> _Source data_
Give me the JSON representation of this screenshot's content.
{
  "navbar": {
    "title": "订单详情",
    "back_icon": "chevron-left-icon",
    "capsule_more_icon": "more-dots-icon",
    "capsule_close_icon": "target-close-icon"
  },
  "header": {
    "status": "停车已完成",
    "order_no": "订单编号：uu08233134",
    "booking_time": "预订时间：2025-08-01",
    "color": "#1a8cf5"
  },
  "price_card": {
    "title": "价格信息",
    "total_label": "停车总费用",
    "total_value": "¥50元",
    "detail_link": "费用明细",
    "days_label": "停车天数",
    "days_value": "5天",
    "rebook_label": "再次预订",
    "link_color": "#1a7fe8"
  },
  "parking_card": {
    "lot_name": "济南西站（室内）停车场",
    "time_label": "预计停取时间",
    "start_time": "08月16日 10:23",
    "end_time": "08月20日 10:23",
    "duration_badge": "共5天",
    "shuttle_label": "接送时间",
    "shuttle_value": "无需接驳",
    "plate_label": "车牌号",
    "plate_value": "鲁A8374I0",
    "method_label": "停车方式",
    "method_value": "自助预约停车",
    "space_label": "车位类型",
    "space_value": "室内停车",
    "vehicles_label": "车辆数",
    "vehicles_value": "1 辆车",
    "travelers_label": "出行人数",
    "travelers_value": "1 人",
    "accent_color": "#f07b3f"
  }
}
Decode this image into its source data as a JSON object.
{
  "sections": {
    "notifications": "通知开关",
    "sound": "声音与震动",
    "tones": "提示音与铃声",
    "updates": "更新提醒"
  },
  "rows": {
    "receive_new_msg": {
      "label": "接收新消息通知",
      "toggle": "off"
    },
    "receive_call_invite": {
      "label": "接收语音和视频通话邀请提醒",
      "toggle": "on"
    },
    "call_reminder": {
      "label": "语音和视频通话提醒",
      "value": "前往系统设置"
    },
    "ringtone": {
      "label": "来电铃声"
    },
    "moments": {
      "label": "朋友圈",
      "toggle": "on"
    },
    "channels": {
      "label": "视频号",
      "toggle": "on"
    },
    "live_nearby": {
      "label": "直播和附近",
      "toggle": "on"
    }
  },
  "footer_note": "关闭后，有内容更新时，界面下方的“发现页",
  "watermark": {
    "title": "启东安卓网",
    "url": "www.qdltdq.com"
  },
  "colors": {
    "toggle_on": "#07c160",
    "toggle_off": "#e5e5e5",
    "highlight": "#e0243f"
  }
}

> _Objective_
Pick out the lines that contain "this" and copy them.

> _Answer to the problem_
Give me the JSON representation of this screenshot's content.
Decode this image into its source data as a JSON object.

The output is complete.